— start of PROVIDED RECORDS —
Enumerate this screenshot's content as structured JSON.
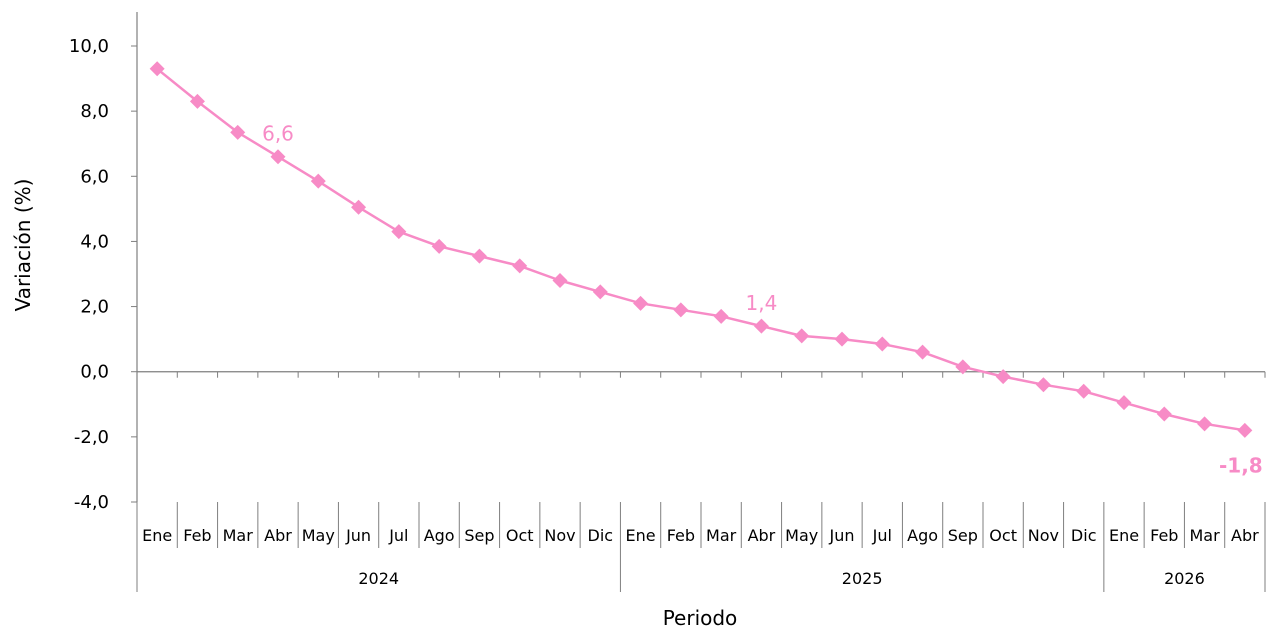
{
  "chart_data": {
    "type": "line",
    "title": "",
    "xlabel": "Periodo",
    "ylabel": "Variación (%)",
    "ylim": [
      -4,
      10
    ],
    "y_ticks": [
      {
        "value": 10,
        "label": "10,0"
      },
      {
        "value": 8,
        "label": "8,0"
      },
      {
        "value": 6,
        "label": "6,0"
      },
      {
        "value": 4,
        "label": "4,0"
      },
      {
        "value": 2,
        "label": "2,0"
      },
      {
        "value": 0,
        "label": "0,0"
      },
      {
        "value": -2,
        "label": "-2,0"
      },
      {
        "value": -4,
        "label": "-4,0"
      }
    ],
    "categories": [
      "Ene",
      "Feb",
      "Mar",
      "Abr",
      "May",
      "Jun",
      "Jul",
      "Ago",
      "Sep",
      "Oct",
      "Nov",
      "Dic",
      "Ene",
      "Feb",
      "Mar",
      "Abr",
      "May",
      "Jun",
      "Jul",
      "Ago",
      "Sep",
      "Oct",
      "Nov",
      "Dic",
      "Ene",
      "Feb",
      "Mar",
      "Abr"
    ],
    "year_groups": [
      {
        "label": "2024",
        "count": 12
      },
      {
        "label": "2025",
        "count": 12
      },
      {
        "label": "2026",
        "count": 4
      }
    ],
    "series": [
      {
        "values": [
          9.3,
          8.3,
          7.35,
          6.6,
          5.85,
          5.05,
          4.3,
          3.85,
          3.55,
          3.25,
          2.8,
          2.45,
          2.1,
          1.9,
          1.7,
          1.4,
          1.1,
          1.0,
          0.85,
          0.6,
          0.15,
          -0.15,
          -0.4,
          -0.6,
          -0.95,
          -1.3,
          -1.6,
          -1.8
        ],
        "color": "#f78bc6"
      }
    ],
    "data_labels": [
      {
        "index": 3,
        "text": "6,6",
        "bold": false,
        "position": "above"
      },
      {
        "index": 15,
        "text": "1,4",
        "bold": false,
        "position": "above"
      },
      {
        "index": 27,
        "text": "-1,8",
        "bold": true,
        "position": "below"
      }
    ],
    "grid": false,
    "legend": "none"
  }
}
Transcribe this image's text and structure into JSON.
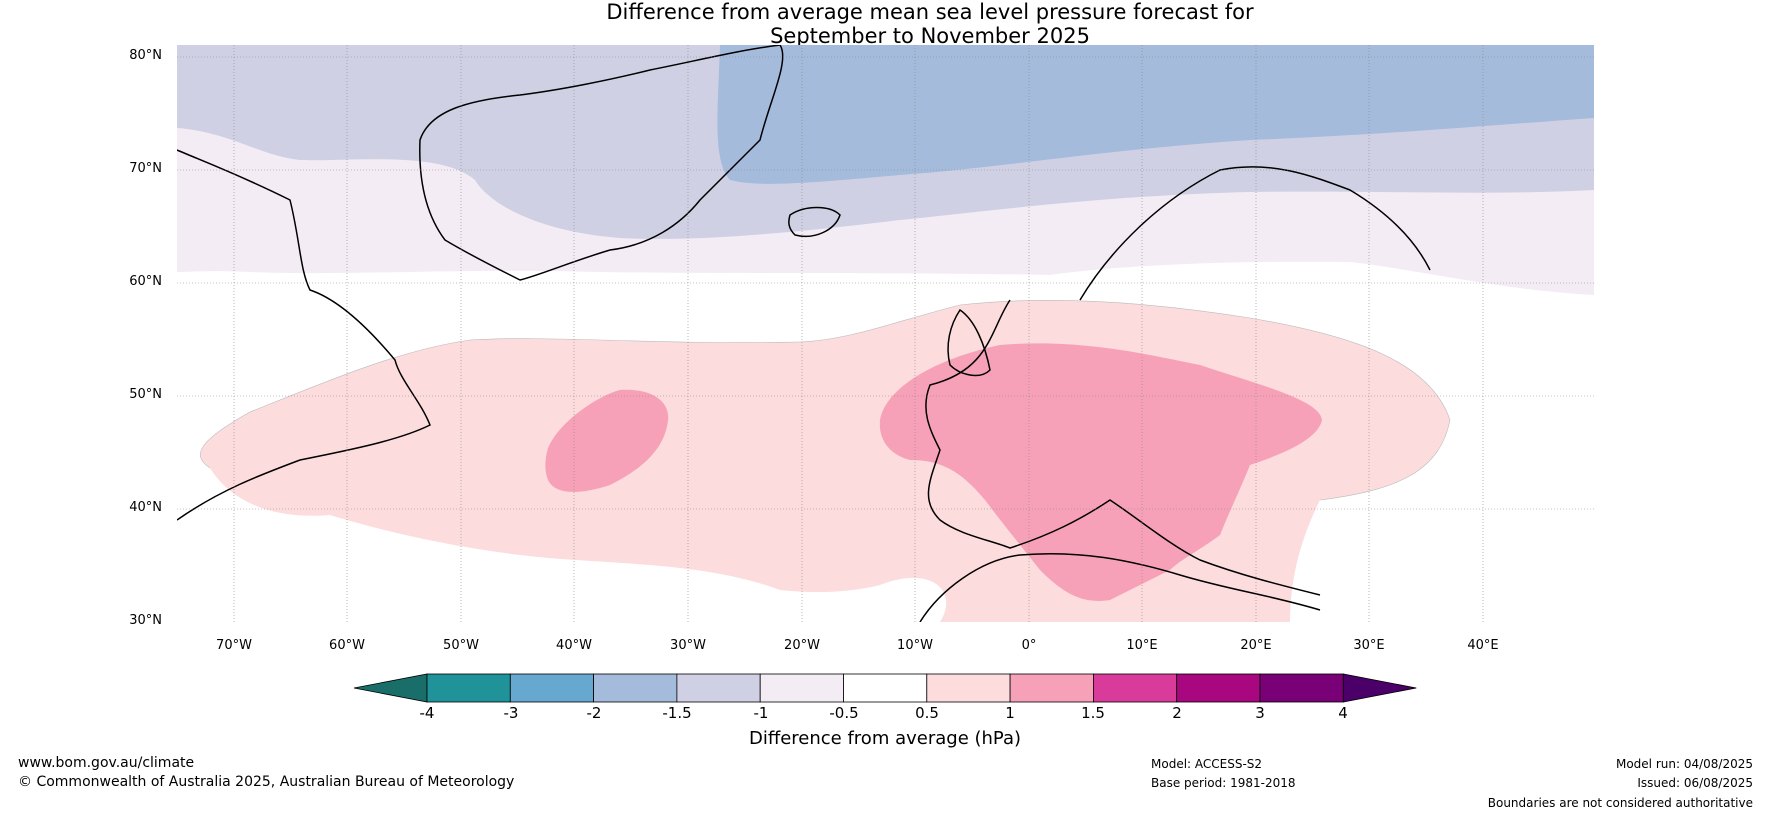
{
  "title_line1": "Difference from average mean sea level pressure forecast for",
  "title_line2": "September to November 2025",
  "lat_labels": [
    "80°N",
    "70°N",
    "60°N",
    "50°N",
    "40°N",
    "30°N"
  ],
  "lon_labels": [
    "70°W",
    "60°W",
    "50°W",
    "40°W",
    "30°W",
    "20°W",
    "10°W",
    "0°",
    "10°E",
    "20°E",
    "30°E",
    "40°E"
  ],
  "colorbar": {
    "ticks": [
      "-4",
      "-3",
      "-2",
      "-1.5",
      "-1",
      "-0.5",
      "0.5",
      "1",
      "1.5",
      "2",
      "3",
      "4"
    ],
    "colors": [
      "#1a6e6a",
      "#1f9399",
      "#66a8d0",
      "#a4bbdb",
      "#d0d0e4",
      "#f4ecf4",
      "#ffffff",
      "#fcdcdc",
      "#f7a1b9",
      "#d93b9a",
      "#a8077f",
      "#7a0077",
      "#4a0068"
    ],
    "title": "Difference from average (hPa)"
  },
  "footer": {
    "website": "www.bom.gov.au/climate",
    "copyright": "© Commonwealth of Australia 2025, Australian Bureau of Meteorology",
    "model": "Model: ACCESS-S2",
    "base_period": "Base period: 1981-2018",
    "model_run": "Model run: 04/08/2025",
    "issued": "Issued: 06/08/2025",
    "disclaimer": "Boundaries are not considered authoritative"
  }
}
— end of PROVIDED RECORDS —
→ **WORK TO DO**:
All lines that include "Difference" are to be gathered and copied.

→ **OUTPUT FOR THIS EXERCISE**:
  "title_line1": "Difference from average mean sea level pressure forecast for",
    "title": "Difference from average (hPa)"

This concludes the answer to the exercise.